**EXTRACTED INFORMATION:**
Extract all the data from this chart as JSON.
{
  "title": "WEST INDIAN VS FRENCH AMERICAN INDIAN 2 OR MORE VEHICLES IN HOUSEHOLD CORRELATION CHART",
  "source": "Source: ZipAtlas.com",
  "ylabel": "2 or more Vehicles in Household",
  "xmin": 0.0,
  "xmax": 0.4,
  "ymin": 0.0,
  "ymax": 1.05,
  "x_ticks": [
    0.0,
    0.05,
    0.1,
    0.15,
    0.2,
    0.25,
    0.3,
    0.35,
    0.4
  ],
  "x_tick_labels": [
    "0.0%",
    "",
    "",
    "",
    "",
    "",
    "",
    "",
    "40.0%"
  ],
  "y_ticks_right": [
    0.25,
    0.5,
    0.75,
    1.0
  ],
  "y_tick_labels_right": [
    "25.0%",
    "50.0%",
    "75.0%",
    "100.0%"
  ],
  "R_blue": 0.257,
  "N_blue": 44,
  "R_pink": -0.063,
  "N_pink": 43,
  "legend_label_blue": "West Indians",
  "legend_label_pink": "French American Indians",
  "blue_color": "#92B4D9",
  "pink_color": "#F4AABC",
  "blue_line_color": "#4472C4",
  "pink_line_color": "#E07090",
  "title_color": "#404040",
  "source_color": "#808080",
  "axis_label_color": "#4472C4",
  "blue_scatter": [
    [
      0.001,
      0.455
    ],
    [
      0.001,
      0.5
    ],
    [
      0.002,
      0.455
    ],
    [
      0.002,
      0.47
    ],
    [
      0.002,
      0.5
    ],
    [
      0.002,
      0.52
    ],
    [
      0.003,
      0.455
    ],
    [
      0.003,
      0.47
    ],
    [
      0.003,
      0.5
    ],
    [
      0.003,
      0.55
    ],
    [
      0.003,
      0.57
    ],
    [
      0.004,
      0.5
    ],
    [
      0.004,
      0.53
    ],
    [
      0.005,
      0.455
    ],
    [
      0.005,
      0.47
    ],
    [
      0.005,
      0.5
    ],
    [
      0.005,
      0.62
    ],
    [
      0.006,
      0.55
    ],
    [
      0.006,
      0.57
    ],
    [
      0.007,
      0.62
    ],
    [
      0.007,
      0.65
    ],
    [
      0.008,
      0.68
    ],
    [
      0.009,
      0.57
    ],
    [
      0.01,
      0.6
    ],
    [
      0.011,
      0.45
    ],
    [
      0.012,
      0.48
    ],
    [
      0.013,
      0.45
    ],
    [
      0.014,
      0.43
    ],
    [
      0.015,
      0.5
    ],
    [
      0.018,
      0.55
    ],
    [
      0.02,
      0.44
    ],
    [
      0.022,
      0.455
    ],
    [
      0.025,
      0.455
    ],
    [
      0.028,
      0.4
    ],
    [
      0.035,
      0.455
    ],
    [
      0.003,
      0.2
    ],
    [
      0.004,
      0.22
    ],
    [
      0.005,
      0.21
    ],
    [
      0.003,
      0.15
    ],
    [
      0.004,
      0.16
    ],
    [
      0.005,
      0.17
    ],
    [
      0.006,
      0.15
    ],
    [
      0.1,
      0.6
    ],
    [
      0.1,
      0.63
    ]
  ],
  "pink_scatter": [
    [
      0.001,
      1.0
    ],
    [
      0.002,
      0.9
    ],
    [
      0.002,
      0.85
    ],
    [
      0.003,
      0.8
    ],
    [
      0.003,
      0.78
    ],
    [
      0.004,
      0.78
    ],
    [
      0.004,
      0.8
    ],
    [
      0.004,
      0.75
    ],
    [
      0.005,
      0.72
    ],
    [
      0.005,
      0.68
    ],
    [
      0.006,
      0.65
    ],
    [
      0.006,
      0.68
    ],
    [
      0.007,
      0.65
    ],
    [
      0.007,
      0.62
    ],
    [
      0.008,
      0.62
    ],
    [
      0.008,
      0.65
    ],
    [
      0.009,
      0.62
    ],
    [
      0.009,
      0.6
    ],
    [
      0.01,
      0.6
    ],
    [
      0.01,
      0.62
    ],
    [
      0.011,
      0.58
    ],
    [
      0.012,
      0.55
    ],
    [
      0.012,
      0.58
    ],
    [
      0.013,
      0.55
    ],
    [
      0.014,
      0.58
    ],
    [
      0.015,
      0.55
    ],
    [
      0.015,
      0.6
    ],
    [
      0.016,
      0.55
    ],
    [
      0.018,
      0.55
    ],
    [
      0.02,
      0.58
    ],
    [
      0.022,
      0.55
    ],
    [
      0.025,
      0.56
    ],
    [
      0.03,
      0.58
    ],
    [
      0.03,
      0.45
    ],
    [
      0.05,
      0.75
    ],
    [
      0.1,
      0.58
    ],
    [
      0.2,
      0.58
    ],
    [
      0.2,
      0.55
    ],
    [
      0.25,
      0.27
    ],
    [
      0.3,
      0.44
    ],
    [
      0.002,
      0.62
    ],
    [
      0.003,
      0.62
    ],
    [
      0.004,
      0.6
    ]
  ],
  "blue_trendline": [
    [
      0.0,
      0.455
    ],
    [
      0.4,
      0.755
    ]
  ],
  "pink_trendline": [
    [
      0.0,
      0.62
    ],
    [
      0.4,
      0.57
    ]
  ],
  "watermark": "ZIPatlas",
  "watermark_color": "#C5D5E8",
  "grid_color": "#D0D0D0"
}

**GOAL:**
What is the number of lines above that contain "Indians"? Answer with that number only.

**ANSWER TO THE PROBLEM:**
2